**INSTRUCTIONS TO FOLLOW**: In full and without alteration, print the records below, minus any images.

**SOURCE DATA**:
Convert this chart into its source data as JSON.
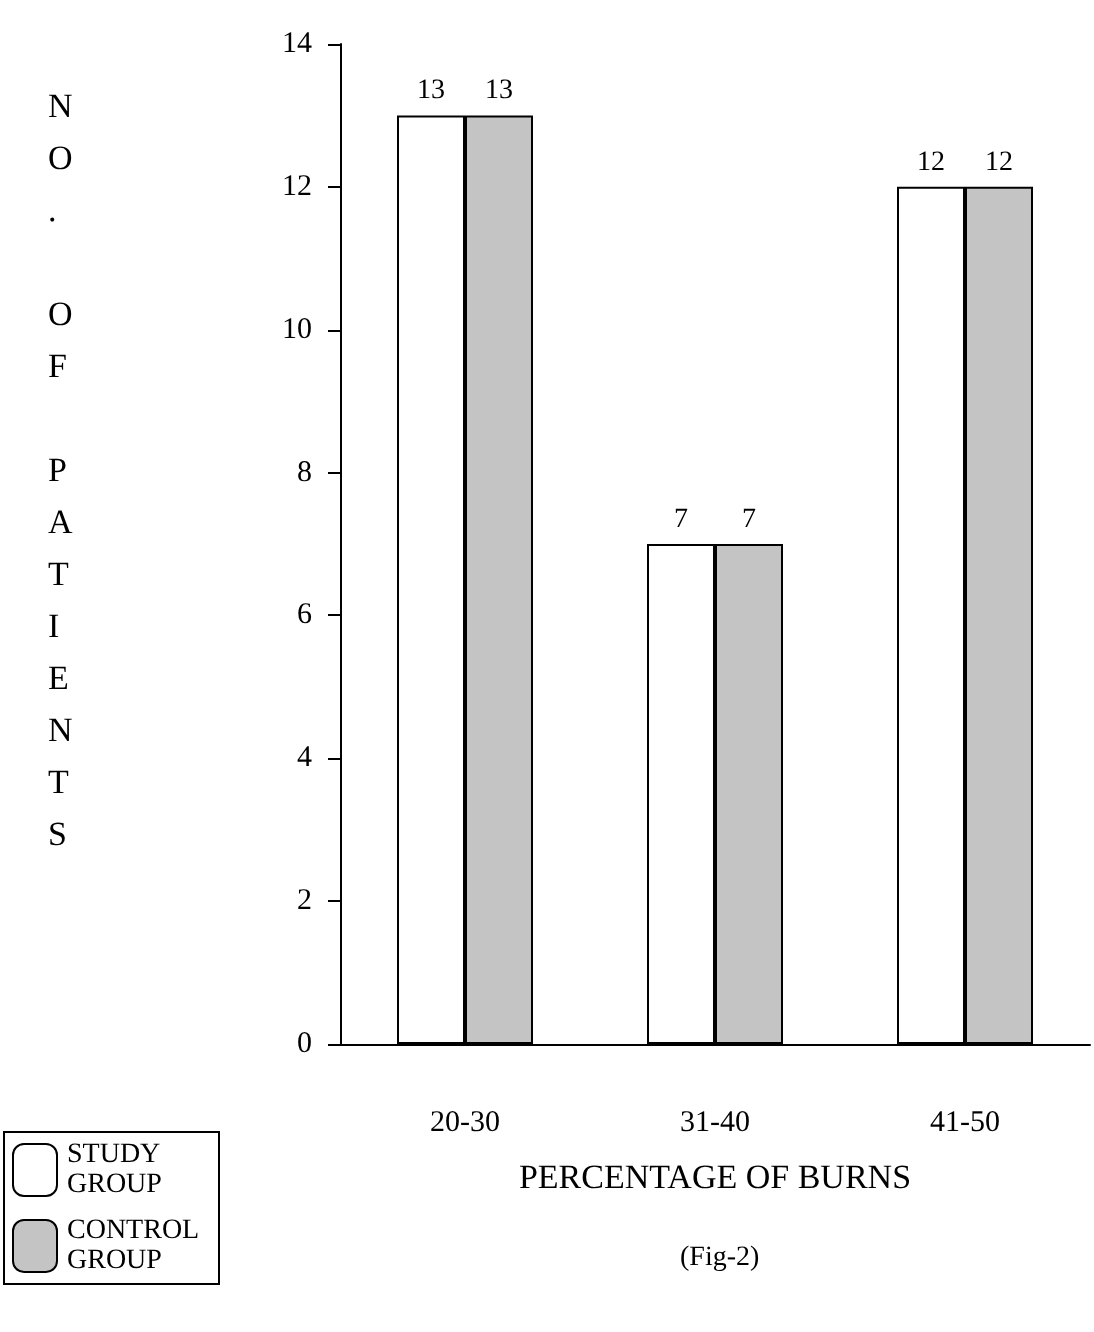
{
  "chart_data": {
    "type": "bar",
    "xlabel": "PERCENTAGE OF BURNS",
    "ylabel": "NO. OF PATIENTS",
    "annotations": [
      "(Fig-2)"
    ],
    "categories": [
      "20-30",
      "31-40",
      "41-50"
    ],
    "series": [
      {
        "name": "STUDY GROUP",
        "color": "#ffffff",
        "values": [
          13,
          7,
          12
        ]
      },
      {
        "name": "CONTROL GROUP",
        "color": "#c4c4c4",
        "values": [
          13,
          7,
          12
        ]
      }
    ],
    "ylim": [
      0,
      14
    ],
    "yticks": [
      0,
      2,
      4,
      6,
      8,
      10,
      12,
      14
    ],
    "data_labels": true,
    "legend": "bottom left",
    "grid": false
  }
}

**SOLUTION TO THIS PROBLEM**:
Convert this chart into its source data as JSON.
{
  "chart_data": {
    "type": "bar",
    "xlabel": "PERCENTAGE OF BURNS",
    "ylabel": "NO. OF PATIENTS",
    "annotations": [
      "(Fig-2)"
    ],
    "categories": [
      "20-30",
      "31-40",
      "41-50"
    ],
    "series": [
      {
        "name": "STUDY GROUP",
        "color": "#ffffff",
        "values": [
          13,
          7,
          12
        ]
      },
      {
        "name": "CONTROL GROUP",
        "color": "#c4c4c4",
        "values": [
          13,
          7,
          12
        ]
      }
    ],
    "ylim": [
      0,
      14
    ],
    "yticks": [
      0,
      2,
      4,
      6,
      8,
      10,
      12,
      14
    ],
    "data_labels": true,
    "legend": "bottom left",
    "grid": false
  }
}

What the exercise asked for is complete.